[Exercise material start]

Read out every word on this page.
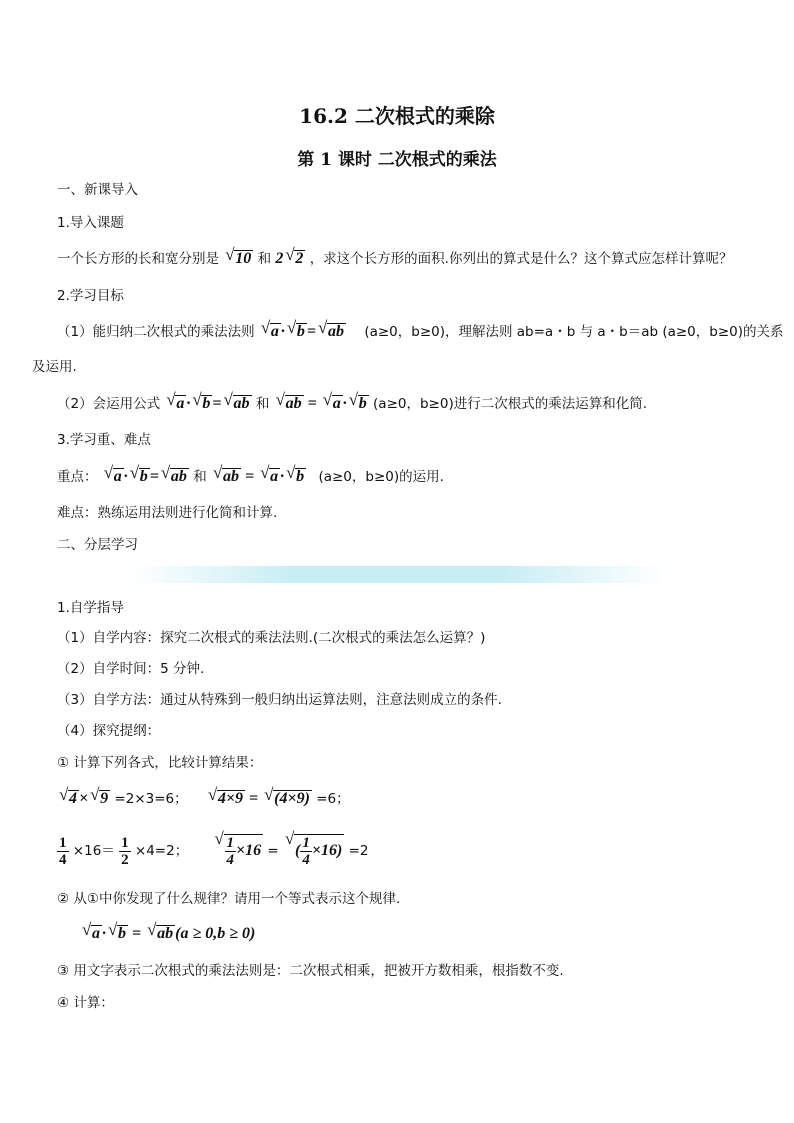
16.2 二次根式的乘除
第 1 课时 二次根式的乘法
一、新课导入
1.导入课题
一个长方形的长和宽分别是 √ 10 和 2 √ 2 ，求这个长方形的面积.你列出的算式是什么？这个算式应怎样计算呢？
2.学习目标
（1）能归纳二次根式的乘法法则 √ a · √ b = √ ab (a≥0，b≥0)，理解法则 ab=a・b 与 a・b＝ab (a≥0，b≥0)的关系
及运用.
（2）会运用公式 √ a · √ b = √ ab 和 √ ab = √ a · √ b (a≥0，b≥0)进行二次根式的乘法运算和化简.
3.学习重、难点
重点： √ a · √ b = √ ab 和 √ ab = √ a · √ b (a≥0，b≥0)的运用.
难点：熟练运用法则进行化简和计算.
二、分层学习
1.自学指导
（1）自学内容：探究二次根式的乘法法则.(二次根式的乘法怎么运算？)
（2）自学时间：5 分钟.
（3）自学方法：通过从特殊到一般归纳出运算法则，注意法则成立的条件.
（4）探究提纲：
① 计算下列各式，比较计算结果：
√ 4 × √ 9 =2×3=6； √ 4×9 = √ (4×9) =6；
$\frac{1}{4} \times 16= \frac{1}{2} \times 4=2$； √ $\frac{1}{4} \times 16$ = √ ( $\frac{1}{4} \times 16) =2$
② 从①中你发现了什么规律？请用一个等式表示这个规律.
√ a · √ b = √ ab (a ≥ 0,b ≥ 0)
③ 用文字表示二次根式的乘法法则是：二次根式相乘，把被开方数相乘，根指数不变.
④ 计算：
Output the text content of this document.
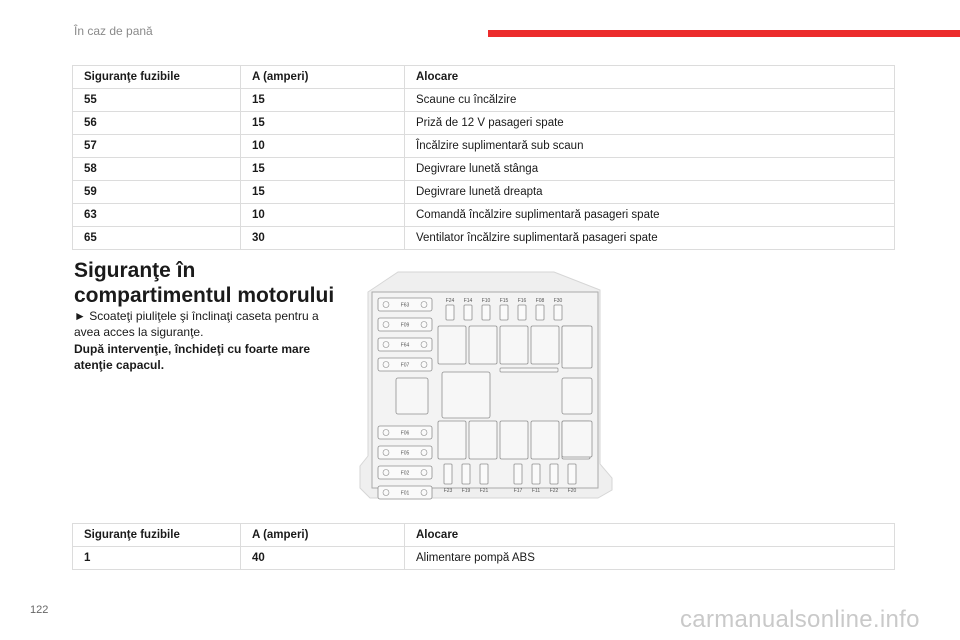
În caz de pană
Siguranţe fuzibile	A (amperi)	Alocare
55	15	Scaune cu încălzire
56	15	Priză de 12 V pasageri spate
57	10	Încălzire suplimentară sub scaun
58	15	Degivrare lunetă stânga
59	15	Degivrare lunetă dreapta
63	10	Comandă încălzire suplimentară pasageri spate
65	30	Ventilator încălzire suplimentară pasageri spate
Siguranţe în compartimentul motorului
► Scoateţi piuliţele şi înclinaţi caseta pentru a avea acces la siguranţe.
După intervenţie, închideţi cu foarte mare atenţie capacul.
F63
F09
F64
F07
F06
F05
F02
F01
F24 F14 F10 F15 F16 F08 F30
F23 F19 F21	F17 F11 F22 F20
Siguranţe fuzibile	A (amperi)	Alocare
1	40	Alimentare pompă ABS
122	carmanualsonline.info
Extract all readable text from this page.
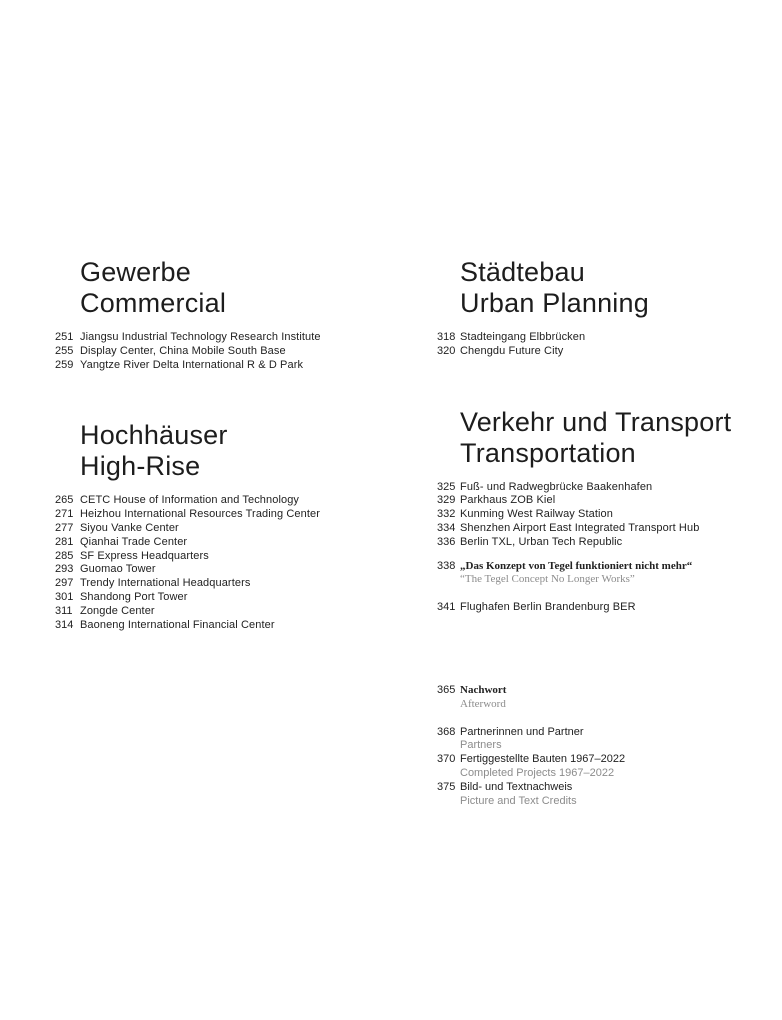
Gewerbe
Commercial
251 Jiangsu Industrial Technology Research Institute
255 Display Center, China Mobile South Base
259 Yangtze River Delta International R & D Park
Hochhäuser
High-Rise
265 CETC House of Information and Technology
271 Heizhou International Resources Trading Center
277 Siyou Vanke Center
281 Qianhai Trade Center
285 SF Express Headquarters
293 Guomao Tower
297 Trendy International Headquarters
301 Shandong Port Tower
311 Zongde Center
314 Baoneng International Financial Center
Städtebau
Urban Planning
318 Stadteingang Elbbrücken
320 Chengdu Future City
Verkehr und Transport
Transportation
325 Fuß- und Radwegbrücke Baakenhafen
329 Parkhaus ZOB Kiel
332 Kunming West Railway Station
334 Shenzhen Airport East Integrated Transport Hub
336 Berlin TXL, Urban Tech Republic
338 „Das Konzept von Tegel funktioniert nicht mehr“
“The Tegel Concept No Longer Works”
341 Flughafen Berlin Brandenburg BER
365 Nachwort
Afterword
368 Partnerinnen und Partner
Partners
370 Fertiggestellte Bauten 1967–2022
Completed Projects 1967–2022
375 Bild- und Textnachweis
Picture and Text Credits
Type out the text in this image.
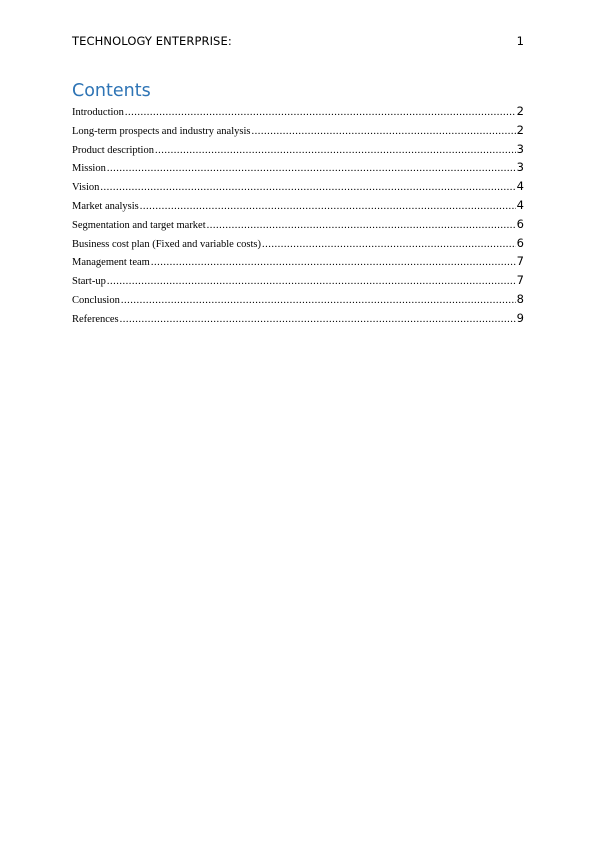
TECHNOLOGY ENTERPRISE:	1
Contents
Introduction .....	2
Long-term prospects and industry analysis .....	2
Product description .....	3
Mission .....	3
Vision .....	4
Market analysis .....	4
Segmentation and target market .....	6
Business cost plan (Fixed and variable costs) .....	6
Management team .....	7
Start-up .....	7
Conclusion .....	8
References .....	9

[Exercise material end]

## Task statement
Extract word for word every line from the line that contains "Type out the text in this image." to the final line of the data, both included, and nothing else; skip the pictures.

## Solved exercise
Type out the text in this image.
TECHNOLOGY ENTERPRISE:	1
Contents
Introduction .....	2
Long-term prospects and industry analysis .....	2
Product description .....	3
Mission .....	3
Vision .....	4
Market analysis .....	4
Segmentation and target market .....	6
Business cost plan (Fixed and variable costs) .....	6
Management team .....	7
Start-up .....	7
Conclusion .....	8
References .....	9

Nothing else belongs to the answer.